## [Document excerpt]
_ _ _ _

Legal clinics anxiously await outcome of funding reconsideration hearings

There was a $14.5 million cut to legal clinic budgets

Legal clinics anxiously await outcome of funding reconsideration hearings

Several Ontario legal aid clinics are in limbo this month, as they await decisions to reconsider cuts to their budgets. 

Clinics with permits under the Legal Aid Services Act recently had hearings to reconsider the impact of provincial cuts to Legal Aid Ontario’s overall budget. The steep cuts were spread across the organization, but included a $14.5 million cut to the clinic system.

For her clinic, the outcome of the hearings should become clear in December, says Johanna Macdonald, Clinic Director of Parkdale Community Legal Services. 

“We're looking forward to some kind of positive result. We recognize the government cut Legal Aid’s budget, and we have to take a share of that — we're dependent on legal aid for our funding, for our survival. But, you know, they shouldn't be cutting us 25 per cent and cutting the majority of clinics by 1 per cent or less. They have to treat the clinics fairly,” says Kenn Hale, director of legal and advocacy at the Advocacy Centre for Tenants Ontario. “The kind of work that we do is effective at getting results for low-income people, which is supposed to be the purpose of the legal aid system.” 

The $14.5 million legal clinic budget cuts in 2019 — which represented 21 per cent of the overall budget cut across LAO — included a $5.4 million reduction to individual clinics, out of which $2 million was pulled from Toronto-area clinics.

In addition to a heavier impact in Toronto, specialty clinics were also more severely impacted, with $2.26 million in funding pulled from community organizing, law reform, community development, tenant duty counsel programs and workers’ issues.

Lenny Abramowicz, Executive Director, Association of Community Legal Clinics of Ontario, says that he’s hoping the reconsideration hearings provide an opportunity for LAO leaders to take a “sober second look” at the impact the cuts have actually had. Any misinformation that underpinned the government’s 2019 budget could now be corrected by the current attorney general, Doug Downey, says Abramowicz.

“The reality is that if you cut all the clinics, it doesn’t matter if you get on the subway from Scarborough to go to a clinic in Etobicoke — you are still travelling to a clinic that has been cut,” he says. “And the specialty clinics support other clinics in the system.”

LAO leaders previously told Law Times that the budget revisions tried to avoid any impact to direct client services in clinic and certificate cuts, and took care to have a low impact on staffing at clinics and preserve service at rural or northern clinics.

Hale says that the issues faced by ACTO’s clients — such as fair housing — cannot be solved by simply going case by case. 

“What it really comes down to for us is the value of systemic work, versus the value of case-by-case representation,” says Hale. “Much of our systemic work — test cases, policy work, community development, training of lawyers and legal workers — is not case-by-case representation. It’s trying to prevent problems from happening rather than fighting through some unfair system to deal with the problems once they've already happened.” 

Macdonald says that while PCLS is prepared it implement a new round of budget cuts next year, it is hoping for a changed decision. Macdonald says that building a more equitable society is the “true essence” of access to justice, pointing to recent studies espousing the value of legal aid investments.

“Our funding agreements, and the clinic model, have both an upstream approach, as well as the more individual approach — accountability, enforcement of rights,” she says. “The upstream approach, as I’ll call it, is one that many researchers and government briefs alike would say is more effective to make a more healthy and just society. And it's an area that our clinic, Parkdale Legal, takes and prioritizes as important to the community . . . . the loss of funding for those services really is a great loss.”

_ _ _ _

Page segmentation data:
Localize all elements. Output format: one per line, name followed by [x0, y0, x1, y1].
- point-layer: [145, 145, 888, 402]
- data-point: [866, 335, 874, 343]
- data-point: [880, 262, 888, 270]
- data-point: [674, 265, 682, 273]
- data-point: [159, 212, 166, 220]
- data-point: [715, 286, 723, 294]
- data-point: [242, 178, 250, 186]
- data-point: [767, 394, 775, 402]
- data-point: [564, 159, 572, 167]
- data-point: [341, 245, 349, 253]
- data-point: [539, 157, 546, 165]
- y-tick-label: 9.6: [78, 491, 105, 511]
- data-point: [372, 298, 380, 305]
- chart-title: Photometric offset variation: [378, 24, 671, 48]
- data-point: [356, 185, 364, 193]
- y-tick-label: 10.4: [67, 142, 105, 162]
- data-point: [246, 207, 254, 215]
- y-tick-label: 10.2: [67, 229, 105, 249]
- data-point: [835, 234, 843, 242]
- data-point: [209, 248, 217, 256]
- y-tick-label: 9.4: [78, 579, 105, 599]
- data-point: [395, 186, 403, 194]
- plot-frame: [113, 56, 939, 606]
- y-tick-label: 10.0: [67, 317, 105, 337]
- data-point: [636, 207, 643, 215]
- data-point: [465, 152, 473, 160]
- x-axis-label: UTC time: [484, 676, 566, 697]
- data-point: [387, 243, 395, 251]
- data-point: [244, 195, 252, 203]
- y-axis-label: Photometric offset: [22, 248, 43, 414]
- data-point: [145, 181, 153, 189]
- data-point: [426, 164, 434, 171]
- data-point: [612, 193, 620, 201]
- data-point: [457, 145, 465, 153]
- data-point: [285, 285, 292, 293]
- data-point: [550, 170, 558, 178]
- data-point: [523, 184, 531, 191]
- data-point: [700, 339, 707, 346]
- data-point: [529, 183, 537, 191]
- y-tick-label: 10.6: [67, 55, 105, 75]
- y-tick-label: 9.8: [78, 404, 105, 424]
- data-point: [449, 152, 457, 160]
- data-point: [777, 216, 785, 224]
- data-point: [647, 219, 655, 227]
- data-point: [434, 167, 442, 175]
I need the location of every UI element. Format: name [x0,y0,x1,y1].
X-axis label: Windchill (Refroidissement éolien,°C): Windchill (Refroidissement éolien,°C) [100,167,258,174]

_ _ _ _

## [Task goal]
Rewrite the legal clinic funding article from "Macdonald says that while" to "legal aid investments.", putting "Parkdale Community Legal Services" in place of "PCLS". None of the items matter for this work.

## [Solution to the exercise]
Macdonald says that while Parkdale Community Legal Services is prepared it implement a new round of budget cuts next year, it is hoping for a changed decision. Macdonald says that building a more equitable society is the “true essence” of access to justice, pointing to recent studies espousing the value of legal aid investments.